» **Task details**: Repeat the whole listing below, word for word.

Dataset entries:
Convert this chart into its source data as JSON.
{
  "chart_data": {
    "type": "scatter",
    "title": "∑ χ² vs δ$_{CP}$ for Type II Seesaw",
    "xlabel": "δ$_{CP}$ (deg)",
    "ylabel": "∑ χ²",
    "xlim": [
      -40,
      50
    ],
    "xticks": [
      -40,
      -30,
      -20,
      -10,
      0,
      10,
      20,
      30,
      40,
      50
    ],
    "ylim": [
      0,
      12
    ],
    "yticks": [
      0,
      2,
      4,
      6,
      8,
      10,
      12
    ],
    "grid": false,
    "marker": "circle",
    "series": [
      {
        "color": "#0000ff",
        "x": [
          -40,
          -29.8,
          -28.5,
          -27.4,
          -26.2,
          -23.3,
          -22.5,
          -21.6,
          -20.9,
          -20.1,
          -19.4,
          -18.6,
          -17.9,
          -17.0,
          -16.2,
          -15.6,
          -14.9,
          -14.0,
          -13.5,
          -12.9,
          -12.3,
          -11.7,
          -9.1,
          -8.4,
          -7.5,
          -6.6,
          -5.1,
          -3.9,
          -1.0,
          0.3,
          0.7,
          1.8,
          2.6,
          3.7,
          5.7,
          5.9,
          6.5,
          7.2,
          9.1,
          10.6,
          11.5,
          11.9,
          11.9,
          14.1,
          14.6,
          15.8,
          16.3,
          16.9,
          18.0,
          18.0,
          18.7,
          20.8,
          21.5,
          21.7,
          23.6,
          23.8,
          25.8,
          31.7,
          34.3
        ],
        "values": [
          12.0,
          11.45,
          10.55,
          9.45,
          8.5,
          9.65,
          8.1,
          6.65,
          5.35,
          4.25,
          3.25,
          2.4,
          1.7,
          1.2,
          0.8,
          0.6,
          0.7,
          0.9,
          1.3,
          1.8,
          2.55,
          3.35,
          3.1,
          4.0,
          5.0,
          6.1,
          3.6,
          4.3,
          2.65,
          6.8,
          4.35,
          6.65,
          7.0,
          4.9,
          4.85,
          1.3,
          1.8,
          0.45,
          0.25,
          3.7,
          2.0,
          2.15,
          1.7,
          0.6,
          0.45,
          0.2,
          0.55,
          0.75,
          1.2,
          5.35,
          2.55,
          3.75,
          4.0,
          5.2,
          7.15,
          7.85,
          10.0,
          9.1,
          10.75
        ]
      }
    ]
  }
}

» **Solved exercise**:
Convert this chart into its source data as JSON.
{
  "chart_data": {
    "type": "scatter",
    "title": "∑ χ² vs δ$_{CP}$ for Type II Seesaw",
    "xlabel": "δ$_{CP}$ (deg)",
    "ylabel": "∑ χ²",
    "xlim": [
      -40,
      50
    ],
    "xticks": [
      -40,
      -30,
      -20,
      -10,
      0,
      10,
      20,
      30,
      40,
      50
    ],
    "ylim": [
      0,
      12
    ],
    "yticks": [
      0,
      2,
      4,
      6,
      8,
      10,
      12
    ],
    "grid": false,
    "marker": "circle",
    "series": [
      {
        "color": "#0000ff",
        "x": [
          -40,
          -29.8,
          -28.5,
          -27.4,
          -26.2,
          -23.3,
          -22.5,
          -21.6,
          -20.9,
          -20.1,
          -19.4,
          -18.6,
          -17.9,
          -17.0,
          -16.2,
          -15.6,
          -14.9,
          -14.0,
          -13.5,
          -12.9,
          -12.3,
          -11.7,
          -9.1,
          -8.4,
          -7.5,
          -6.6,
          -5.1,
          -3.9,
          -1.0,
          0.3,
          0.7,
          1.8,
          2.6,
          3.7,
          5.7,
          5.9,
          6.5,
          7.2,
          9.1,
          10.6,
          11.5,
          11.9,
          11.9,
          14.1,
          14.6,
          15.8,
          16.3,
          16.9,
          18.0,
          18.0,
          18.7,
          20.8,
          21.5,
          21.7,
          23.6,
          23.8,
          25.8,
          31.7,
          34.3
        ],
        "values": [
          12.0,
          11.45,
          10.55,
          9.45,
          8.5,
          9.65,
          8.1,
          6.65,
          5.35,
          4.25,
          3.25,
          2.4,
          1.7,
          1.2,
          0.8,
          0.6,
          0.7,
          0.9,
          1.3,
          1.8,
          2.55,
          3.35,
          3.1,
          4.0,
          5.0,
          6.1,
          3.6,
          4.3,
          2.65,
          6.8,
          4.35,
          6.65,
          7.0,
          4.9,
          4.85,
          1.3,
          1.8,
          0.45,
          0.25,
          3.7,
          2.0,
          2.15,
          1.7,
          0.6,
          0.45,
          0.2,
          0.55,
          0.75,
          1.2,
          5.35,
          2.55,
          3.75,
          4.0,
          5.2,
          7.15,
          7.85,
          10.0,
          9.1,
          10.75
        ]
      }
    ]
  }
}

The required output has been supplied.